§ **OBJECTIVE**
Rewrite everything in the data from the line containing "noise-speck (148, 81, 153, 88)" down through the line containing "signal-peak (358, 139, 362, 144)", replacing "signal-band" with "signal-stripe" and leaving all else unchanged.
## START ENTRIES SHOWN
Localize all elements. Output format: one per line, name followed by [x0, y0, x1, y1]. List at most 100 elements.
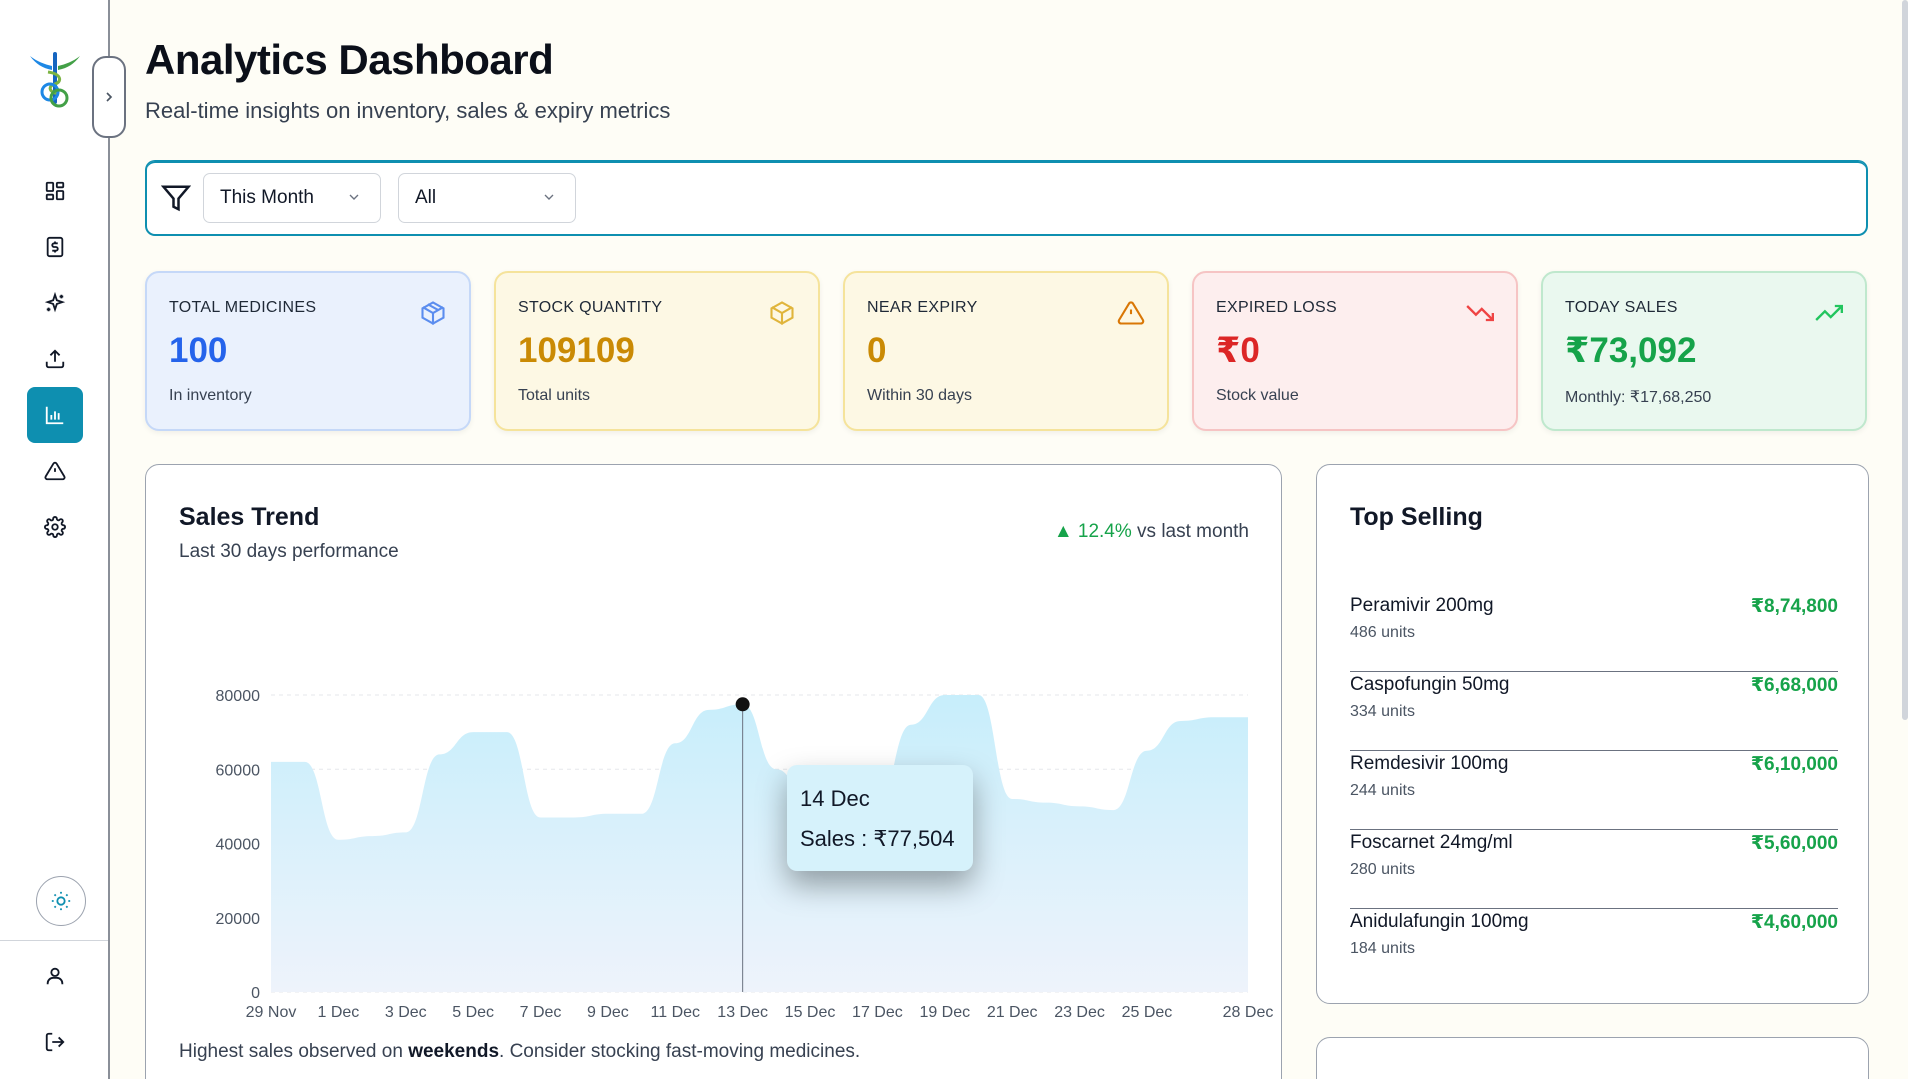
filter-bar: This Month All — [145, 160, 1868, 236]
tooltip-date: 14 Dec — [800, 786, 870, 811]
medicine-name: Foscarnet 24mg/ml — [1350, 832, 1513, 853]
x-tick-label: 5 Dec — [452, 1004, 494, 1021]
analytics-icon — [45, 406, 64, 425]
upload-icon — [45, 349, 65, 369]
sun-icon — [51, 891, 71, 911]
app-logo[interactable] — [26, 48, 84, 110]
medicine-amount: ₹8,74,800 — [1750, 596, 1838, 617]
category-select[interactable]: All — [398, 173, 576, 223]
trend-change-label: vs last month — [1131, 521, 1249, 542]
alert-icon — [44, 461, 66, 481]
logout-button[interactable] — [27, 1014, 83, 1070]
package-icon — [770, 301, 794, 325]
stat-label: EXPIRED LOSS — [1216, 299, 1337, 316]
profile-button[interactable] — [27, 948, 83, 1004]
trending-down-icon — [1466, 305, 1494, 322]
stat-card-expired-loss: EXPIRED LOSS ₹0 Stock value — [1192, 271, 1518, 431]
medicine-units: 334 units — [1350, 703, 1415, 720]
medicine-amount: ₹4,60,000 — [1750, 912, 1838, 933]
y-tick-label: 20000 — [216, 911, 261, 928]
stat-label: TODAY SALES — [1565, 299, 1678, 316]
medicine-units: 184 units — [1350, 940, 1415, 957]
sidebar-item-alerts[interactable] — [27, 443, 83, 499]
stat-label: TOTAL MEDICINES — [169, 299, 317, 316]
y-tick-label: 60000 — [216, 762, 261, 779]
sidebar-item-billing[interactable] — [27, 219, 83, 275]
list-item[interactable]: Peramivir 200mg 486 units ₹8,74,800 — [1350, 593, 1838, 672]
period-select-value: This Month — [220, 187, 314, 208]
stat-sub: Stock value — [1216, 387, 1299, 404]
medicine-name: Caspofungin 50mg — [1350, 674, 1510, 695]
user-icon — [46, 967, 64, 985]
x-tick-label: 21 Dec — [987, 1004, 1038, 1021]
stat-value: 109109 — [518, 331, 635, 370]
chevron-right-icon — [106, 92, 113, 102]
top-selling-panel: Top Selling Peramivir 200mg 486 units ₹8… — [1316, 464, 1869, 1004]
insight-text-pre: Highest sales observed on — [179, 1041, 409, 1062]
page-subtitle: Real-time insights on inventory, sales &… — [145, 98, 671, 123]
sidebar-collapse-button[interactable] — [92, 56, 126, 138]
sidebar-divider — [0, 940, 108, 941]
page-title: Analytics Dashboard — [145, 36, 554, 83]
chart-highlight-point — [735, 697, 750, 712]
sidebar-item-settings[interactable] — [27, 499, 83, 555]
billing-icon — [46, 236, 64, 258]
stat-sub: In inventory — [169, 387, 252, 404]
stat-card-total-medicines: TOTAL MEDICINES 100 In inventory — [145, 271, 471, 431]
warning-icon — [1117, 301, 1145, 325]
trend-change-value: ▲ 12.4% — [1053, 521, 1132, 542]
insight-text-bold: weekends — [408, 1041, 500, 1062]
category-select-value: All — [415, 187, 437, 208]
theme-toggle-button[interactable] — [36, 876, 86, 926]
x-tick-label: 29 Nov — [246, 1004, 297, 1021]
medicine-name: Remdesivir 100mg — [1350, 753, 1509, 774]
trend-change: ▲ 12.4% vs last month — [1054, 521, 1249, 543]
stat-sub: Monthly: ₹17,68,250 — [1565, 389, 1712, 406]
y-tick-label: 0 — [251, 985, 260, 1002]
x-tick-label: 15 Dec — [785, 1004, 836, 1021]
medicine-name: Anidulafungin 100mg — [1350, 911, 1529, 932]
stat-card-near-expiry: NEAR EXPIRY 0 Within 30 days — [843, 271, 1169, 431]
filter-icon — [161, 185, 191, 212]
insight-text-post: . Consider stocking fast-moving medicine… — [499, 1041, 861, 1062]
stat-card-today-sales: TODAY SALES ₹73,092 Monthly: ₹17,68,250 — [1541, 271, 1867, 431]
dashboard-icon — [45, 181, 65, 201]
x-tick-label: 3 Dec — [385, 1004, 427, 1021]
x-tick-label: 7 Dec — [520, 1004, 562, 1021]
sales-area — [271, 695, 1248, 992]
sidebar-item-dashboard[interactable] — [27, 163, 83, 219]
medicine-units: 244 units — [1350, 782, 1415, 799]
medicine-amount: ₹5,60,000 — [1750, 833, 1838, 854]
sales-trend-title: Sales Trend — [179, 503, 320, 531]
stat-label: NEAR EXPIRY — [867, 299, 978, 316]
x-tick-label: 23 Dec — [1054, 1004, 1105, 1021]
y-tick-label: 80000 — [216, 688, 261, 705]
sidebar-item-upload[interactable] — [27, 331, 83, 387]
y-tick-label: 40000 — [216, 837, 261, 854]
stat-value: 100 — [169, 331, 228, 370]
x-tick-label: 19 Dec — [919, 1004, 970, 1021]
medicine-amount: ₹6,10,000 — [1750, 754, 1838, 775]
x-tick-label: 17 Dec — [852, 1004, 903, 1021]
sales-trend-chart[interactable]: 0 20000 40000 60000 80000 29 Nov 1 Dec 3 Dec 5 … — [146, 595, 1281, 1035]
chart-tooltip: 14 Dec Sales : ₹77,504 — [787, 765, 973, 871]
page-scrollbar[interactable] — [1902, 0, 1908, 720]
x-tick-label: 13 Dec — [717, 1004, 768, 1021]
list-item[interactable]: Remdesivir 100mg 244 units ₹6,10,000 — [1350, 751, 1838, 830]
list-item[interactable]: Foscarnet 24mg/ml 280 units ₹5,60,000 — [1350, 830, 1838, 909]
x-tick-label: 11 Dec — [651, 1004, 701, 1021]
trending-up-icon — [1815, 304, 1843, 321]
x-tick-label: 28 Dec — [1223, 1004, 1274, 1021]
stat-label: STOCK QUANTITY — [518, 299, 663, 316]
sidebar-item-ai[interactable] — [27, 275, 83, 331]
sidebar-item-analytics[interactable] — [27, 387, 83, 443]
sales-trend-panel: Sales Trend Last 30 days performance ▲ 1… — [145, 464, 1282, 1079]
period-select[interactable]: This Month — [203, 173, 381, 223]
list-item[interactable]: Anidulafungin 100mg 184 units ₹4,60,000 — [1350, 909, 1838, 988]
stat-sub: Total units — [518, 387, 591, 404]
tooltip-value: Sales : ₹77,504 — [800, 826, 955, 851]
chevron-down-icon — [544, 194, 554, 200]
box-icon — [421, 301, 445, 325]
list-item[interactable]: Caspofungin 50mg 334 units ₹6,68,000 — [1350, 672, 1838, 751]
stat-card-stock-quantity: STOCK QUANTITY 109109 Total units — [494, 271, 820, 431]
## END ENTRIES SHOWN
## START ENTRIES SHOWN
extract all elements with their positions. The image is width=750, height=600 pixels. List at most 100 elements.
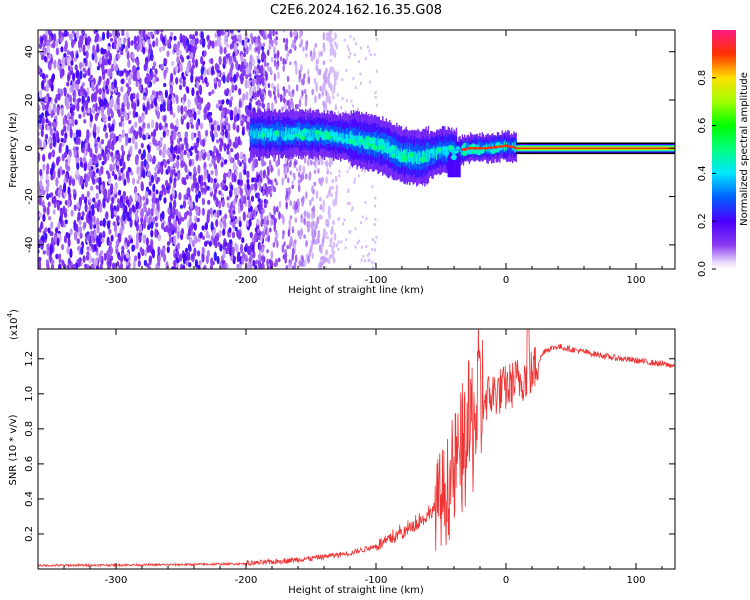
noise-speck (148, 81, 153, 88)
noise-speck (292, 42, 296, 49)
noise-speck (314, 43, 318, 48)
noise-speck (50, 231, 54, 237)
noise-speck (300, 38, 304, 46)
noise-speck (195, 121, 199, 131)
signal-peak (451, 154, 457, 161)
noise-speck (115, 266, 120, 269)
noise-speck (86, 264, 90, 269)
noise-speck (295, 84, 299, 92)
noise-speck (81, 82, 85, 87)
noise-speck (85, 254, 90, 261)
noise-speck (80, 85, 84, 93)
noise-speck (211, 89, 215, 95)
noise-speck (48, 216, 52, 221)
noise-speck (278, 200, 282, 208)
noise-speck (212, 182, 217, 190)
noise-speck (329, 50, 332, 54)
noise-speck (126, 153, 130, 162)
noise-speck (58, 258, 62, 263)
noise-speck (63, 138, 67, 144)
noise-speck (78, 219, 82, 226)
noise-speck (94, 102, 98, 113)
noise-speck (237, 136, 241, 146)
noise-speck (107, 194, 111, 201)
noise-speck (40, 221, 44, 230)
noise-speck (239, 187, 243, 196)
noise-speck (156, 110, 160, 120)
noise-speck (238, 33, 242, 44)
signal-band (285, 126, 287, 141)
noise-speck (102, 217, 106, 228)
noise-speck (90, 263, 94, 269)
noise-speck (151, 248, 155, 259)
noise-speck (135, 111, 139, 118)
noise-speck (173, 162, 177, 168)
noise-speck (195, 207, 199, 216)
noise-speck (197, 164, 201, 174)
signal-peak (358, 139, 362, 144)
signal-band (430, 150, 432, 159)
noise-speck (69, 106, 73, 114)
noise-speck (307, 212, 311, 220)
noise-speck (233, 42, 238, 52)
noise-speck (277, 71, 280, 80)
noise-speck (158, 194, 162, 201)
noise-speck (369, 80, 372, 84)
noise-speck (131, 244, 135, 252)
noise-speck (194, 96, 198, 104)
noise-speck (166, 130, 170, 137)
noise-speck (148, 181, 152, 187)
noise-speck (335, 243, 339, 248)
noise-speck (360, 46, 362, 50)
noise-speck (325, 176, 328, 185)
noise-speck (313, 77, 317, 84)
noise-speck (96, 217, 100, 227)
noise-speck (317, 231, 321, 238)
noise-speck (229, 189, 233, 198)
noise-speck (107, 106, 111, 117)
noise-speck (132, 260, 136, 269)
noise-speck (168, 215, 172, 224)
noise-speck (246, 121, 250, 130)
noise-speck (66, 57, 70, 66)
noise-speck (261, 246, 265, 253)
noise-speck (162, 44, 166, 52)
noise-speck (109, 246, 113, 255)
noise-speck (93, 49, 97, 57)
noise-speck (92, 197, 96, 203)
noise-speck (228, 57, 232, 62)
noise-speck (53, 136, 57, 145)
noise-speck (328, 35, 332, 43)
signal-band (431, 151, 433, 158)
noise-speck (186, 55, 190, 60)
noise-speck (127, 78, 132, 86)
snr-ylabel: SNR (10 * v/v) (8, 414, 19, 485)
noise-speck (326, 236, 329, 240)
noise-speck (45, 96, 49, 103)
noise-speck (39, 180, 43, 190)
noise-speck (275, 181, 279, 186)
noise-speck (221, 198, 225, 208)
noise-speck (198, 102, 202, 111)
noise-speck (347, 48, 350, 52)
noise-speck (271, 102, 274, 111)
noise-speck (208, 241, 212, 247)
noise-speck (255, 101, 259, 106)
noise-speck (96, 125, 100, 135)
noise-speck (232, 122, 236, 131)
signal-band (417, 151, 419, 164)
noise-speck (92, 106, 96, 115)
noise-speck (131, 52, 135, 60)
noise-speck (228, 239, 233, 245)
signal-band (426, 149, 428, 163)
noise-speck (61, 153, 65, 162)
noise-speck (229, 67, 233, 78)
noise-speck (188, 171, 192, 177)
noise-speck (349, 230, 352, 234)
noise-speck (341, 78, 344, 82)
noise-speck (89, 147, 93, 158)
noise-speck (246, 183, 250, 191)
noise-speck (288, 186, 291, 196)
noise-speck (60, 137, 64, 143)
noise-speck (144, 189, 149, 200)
## END ENTRIES SHOWN
§ **RESULT OF THIS EXERCISE**
noise-speck (148, 81, 153, 88)
noise-speck (292, 42, 296, 49)
noise-speck (314, 43, 318, 48)
noise-speck (50, 231, 54, 237)
noise-speck (300, 38, 304, 46)
noise-speck (195, 121, 199, 131)
signal-peak (451, 154, 457, 161)
noise-speck (115, 266, 120, 269)
noise-speck (86, 264, 90, 269)
noise-speck (295, 84, 299, 92)
noise-speck (81, 82, 85, 87)
noise-speck (85, 254, 90, 261)
noise-speck (80, 85, 84, 93)
noise-speck (211, 89, 215, 95)
noise-speck (48, 216, 52, 221)
noise-speck (278, 200, 282, 208)
noise-speck (212, 182, 217, 190)
noise-speck (329, 50, 332, 54)
noise-speck (126, 153, 130, 162)
noise-speck (58, 258, 62, 263)
noise-speck (63, 138, 67, 144)
noise-speck (78, 219, 82, 226)
noise-speck (94, 102, 98, 113)
noise-speck (237, 136, 241, 146)
noise-speck (107, 194, 111, 201)
noise-speck (40, 221, 44, 230)
noise-speck (239, 187, 243, 196)
noise-speck (156, 110, 160, 120)
noise-speck (238, 33, 242, 44)
signal-stripe (285, 126, 287, 141)
noise-speck (102, 217, 106, 228)
noise-speck (90, 263, 94, 269)
noise-speck (151, 248, 155, 259)
noise-speck (135, 111, 139, 118)
noise-speck (173, 162, 177, 168)
noise-speck (195, 207, 199, 216)
noise-speck (197, 164, 201, 174)
signal-peak (358, 139, 362, 144)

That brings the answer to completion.